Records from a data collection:

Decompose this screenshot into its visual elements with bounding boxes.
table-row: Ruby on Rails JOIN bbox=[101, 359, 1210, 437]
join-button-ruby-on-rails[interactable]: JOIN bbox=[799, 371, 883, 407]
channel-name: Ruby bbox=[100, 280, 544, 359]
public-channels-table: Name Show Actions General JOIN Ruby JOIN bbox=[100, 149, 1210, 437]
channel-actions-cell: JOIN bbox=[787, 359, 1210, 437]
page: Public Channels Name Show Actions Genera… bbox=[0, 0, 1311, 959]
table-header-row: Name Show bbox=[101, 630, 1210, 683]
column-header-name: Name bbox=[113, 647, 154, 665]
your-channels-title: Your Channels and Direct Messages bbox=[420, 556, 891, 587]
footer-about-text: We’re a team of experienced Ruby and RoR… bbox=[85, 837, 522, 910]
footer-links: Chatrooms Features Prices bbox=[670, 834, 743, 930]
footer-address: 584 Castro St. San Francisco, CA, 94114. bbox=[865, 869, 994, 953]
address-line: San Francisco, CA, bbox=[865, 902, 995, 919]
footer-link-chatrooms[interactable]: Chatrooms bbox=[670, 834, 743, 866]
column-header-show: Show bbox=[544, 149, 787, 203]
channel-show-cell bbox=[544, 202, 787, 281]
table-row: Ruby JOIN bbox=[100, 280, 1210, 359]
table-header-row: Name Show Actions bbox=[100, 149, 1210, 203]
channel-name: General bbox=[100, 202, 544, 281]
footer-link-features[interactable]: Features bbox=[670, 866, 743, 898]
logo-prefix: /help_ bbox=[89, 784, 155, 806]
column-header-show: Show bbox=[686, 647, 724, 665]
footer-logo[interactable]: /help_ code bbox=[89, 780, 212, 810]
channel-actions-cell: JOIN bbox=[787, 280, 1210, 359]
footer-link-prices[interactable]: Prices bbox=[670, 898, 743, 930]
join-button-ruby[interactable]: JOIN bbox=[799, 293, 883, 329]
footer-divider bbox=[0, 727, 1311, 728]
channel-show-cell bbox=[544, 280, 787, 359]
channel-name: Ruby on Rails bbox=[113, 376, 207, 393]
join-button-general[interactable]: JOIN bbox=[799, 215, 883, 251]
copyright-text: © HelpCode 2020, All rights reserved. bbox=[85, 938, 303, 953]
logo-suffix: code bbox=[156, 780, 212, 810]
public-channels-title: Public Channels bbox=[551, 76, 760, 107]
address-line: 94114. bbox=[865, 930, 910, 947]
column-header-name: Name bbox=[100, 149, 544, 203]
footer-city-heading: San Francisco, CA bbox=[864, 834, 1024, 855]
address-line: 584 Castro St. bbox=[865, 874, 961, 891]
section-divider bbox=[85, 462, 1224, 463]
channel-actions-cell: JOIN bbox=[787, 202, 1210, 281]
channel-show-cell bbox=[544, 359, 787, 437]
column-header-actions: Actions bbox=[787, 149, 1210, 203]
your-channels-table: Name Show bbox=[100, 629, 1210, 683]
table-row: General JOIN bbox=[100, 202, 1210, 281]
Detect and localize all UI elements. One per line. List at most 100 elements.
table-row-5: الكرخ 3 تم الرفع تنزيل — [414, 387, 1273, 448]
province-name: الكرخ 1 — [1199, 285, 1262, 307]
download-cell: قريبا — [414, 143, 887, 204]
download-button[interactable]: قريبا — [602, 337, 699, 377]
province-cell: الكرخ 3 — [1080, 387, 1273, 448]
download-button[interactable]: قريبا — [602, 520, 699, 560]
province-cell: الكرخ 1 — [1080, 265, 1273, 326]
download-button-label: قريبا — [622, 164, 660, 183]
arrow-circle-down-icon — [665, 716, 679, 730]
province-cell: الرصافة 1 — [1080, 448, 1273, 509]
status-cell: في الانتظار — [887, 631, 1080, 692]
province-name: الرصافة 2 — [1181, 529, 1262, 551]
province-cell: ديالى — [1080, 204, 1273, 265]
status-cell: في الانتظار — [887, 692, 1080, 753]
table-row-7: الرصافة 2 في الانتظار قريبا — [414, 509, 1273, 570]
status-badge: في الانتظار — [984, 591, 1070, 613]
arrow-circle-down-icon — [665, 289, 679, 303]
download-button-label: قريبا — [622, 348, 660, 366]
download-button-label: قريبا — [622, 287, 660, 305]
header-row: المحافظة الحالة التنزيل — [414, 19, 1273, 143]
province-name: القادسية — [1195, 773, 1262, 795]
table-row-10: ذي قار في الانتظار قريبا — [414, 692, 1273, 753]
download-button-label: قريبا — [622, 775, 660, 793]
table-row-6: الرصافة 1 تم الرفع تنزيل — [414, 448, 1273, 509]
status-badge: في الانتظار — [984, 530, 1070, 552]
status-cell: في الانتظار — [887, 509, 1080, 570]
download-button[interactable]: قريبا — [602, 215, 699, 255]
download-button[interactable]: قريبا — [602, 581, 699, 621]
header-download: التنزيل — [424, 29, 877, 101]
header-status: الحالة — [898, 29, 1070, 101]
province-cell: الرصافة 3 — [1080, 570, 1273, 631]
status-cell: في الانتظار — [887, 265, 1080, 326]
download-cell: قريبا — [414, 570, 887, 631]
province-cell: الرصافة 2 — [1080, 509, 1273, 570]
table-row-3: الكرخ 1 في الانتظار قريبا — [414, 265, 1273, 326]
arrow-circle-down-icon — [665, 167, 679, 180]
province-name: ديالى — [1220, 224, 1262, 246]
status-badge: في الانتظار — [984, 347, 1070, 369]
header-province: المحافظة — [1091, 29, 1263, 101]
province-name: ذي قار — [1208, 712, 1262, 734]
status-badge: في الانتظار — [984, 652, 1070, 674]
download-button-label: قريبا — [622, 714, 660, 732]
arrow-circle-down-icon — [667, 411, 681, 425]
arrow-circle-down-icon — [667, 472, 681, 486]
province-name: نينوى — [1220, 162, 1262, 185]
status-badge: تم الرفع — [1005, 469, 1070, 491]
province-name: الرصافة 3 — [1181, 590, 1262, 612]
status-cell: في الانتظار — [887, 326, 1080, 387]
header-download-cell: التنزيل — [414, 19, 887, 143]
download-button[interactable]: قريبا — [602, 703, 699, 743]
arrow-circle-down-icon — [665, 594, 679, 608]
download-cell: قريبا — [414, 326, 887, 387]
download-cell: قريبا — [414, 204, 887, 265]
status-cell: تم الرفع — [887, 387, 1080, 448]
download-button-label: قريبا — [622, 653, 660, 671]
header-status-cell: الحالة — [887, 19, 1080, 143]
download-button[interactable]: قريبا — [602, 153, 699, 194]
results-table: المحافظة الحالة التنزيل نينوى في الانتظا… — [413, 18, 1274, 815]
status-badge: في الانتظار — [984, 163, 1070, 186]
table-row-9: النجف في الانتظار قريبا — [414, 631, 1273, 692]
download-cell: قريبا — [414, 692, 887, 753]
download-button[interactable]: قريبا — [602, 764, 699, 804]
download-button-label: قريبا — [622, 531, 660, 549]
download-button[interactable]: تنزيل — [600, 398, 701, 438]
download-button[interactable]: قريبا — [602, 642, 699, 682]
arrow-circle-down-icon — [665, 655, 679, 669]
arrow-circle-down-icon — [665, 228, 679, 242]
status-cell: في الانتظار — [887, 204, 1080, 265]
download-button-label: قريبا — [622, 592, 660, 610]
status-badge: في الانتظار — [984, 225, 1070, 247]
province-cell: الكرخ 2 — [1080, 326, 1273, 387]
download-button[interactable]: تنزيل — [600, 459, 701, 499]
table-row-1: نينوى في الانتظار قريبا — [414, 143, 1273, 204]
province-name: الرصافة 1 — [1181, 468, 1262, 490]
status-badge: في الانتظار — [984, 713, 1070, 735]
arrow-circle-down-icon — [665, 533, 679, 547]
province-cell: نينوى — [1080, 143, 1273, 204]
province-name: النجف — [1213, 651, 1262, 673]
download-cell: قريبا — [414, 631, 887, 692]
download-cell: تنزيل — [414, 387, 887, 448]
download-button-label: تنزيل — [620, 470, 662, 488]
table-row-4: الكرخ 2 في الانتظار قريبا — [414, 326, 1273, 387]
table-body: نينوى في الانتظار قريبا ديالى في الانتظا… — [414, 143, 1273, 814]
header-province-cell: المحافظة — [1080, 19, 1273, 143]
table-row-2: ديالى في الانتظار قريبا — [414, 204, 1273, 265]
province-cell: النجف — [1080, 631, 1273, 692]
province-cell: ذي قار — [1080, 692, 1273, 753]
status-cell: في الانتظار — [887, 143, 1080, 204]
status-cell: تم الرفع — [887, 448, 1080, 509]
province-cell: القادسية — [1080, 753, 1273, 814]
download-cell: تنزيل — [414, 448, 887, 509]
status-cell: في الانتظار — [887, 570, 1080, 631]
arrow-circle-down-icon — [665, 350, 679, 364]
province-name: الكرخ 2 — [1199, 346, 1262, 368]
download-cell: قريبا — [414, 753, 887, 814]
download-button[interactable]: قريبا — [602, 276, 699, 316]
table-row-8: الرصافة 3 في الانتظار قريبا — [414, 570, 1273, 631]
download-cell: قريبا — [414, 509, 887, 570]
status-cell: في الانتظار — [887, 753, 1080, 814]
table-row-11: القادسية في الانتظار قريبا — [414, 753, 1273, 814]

- **Exercise instructions**
Please gather every line above that contains the word "Prices" and copy each of those lines out in full.

- **Finished task**
footer-links: Chatrooms Features Prices bbox=[670, 834, 743, 930]
footer-link-prices[interactable]: Prices bbox=[670, 898, 743, 930]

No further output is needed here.